§ **ENTRIES SUPPLIED**

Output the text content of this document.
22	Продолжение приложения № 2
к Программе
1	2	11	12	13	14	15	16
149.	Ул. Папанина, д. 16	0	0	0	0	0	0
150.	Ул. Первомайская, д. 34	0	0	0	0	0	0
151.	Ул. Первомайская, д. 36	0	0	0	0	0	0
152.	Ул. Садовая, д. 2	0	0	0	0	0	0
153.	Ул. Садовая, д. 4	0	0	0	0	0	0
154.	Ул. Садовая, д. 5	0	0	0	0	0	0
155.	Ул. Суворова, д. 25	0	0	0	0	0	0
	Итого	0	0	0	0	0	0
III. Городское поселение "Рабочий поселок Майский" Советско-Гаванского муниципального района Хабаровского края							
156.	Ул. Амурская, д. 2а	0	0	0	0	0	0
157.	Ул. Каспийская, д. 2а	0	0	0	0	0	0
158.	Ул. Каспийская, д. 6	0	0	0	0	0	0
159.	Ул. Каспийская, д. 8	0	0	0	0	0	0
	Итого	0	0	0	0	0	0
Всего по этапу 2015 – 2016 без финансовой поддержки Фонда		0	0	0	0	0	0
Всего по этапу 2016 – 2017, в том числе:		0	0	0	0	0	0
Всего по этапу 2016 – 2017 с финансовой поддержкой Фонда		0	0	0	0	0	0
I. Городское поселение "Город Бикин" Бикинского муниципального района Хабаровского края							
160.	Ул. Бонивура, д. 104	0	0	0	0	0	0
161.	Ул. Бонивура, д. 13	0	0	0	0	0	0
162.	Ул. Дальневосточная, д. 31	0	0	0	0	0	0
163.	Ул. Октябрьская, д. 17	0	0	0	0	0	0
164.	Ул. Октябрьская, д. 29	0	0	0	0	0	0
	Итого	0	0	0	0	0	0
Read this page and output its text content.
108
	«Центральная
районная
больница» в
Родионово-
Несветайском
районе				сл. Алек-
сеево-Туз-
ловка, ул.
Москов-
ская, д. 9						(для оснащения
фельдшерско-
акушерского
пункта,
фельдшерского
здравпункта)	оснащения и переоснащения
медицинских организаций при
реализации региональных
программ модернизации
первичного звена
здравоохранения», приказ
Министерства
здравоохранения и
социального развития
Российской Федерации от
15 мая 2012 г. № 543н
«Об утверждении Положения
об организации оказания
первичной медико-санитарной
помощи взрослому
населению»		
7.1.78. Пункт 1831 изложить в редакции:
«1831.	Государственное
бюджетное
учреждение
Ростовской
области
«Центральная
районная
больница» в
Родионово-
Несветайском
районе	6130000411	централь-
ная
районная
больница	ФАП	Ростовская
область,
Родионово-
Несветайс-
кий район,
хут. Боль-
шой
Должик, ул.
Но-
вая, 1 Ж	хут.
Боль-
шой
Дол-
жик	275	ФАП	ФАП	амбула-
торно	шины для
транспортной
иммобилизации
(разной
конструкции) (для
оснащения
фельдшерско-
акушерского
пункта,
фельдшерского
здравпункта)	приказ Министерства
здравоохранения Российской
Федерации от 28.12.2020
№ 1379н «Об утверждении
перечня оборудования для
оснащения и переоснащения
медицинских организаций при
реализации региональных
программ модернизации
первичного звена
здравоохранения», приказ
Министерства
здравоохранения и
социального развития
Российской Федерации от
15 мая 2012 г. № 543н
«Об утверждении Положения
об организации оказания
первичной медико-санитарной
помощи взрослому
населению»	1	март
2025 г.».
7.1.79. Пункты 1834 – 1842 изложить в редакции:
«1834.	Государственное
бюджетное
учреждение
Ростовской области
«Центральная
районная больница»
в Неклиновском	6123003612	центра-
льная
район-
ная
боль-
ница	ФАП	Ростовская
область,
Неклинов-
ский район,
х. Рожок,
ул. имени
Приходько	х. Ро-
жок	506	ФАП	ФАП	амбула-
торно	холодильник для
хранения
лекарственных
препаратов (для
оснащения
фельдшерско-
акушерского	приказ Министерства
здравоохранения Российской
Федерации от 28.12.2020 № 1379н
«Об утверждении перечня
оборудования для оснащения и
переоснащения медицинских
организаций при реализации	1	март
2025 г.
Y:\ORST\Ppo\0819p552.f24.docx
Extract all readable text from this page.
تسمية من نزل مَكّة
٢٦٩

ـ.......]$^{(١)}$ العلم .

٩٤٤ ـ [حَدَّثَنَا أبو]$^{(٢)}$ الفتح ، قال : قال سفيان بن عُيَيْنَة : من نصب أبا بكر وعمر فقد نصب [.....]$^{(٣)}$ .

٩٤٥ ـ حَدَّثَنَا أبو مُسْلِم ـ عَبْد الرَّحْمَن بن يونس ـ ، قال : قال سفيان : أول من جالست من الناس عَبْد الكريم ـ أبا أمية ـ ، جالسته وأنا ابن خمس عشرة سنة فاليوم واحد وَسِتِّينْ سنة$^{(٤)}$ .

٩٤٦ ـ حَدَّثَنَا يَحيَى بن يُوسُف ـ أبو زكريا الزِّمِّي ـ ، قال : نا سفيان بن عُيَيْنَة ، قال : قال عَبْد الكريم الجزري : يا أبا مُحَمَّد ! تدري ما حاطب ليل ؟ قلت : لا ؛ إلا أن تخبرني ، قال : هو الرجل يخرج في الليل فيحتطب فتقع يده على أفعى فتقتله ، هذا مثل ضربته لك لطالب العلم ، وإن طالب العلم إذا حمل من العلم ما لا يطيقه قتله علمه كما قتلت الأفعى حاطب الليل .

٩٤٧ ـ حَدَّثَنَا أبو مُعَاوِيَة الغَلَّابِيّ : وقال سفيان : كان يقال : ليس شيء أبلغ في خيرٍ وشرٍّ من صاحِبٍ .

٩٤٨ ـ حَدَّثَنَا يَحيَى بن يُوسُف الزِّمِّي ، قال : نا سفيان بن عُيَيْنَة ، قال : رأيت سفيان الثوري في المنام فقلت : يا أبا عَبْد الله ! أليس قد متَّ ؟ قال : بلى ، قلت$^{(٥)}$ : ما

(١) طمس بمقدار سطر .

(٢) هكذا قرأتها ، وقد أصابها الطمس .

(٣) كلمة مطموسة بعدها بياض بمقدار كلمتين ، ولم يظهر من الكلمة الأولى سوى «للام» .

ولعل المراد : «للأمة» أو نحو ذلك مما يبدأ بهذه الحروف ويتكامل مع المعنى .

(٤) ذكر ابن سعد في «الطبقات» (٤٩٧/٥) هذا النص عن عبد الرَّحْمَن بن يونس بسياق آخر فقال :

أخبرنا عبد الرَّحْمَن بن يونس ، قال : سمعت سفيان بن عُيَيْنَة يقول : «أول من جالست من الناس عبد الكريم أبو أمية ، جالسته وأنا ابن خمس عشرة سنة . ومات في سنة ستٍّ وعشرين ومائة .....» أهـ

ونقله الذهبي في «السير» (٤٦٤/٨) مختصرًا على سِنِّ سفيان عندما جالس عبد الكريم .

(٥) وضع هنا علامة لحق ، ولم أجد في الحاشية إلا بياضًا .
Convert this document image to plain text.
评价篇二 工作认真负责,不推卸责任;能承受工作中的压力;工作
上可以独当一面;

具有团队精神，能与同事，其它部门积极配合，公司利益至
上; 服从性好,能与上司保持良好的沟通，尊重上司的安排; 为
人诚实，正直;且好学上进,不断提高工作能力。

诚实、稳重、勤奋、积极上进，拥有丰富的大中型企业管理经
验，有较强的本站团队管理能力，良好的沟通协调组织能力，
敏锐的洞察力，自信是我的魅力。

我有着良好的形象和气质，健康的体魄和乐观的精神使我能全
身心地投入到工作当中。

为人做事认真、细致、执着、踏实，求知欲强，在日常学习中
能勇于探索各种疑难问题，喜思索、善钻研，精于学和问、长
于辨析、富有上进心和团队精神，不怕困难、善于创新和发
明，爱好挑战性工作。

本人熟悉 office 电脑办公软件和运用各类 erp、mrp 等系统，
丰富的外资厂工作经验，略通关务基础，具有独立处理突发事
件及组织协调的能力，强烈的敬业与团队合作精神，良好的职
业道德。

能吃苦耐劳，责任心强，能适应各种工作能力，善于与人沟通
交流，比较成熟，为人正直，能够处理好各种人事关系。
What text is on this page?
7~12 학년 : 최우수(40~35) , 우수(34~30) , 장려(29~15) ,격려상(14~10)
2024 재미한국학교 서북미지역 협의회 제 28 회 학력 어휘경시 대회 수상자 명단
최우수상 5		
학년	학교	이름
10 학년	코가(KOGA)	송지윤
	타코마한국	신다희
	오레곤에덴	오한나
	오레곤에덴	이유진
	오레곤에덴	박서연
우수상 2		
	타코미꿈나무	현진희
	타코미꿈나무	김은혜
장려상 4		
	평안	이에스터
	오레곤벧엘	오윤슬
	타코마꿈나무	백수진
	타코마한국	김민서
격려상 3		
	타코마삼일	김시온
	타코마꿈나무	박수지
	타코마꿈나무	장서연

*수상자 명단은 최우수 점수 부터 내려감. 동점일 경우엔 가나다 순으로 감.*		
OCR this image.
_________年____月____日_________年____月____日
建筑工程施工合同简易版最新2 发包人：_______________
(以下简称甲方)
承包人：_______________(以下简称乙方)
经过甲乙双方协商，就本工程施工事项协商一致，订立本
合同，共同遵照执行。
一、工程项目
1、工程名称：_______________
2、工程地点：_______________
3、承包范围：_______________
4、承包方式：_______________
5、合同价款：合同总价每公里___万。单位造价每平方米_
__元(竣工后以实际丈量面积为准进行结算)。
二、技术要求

§ **TO DO**
Print only the lines from the one with "Convert this document image to plain text." to the end of the records, both included.

§ **EXPECTED OUTPUT**
Convert this document image to plain text.
评价篇二 工作认真负责,不推卸责任;能承受工作中的压力;工作
上可以独当一面;

具有团队精神，能与同事，其它部门积极配合，公司利益至
上; 服从性好,能与上司保持良好的沟通，尊重上司的安排; 为
人诚实，正直;且好学上进,不断提高工作能力。

诚实、稳重、勤奋、积极上进，拥有丰富的大中型企业管理经
验，有较强的本站团队管理能力，良好的沟通协调组织能力，
敏锐的洞察力，自信是我的魅力。

我有着良好的形象和气质，健康的体魄和乐观的精神使我能全
身心地投入到工作当中。

为人做事认真、细致、执着、踏实，求知欲强，在日常学习中
能勇于探索各种疑难问题，喜思索、善钻研，精于学和问、长
于辨析、富有上进心和团队精神，不怕困难、善于创新和发
明，爱好挑战性工作。

本人熟悉 office 电脑办公软件和运用各类 erp、mrp 等系统，
丰富的外资厂工作经验，略通关务基础，具有独立处理突发事
件及组织协调的能力，强烈的敬业与团队合作精神，良好的职
业道德。

能吃苦耐劳，责任心强，能适应各种工作能力，善于与人沟通
交流，比较成熟，为人正直，能够处理好各种人事关系。
What text is on this page?
7~12 학년 : 최우수(40~35) , 우수(34~30) , 장려(29~15) ,격려상(14~10)
2024 재미한국학교 서북미지역 협의회 제 28 회 학력 어휘경시 대회 수상자 명단
최우수상 5		
학년	학교	이름
10 학년	코가(KOGA)	송지윤
	타코마한국	신다희
	오레곤에덴	오한나
	오레곤에덴	이유진
	오레곤에덴	박서연
우수상 2		
	타코미꿈나무	현진희
	타코미꿈나무	김은혜
장려상 4		
	평안	이에스터
	오레곤벧엘	오윤슬
	타코마꿈나무	백수진
	타코마한국	김민서
격려상 3		
	타코마삼일	김시온
	타코마꿈나무	박수지
	타코마꿈나무	장서연

*수상자 명단은 최우수 점수 부터 내려감. 동점일 경우엔 가나다 순으로 감.*		
OCR this image.
_________年____月____日_________年____月____日
建筑工程施工合同简易版最新2 发包人：_______________
(以下简称甲方)
承包人：_______________(以下简称乙方)
经过甲乙双方协商，就本工程施工事项协商一致，订立本
合同，共同遵照执行。
一、工程项目
1、工程名称：_______________
2、工程地点：_______________
3、承包范围：_______________
4、承包方式：_______________
5、合同价款：合同总价每公里___万。单位造价每平方米_
__元(竣工后以实际丈量面积为准进行结算)。
二、技术要求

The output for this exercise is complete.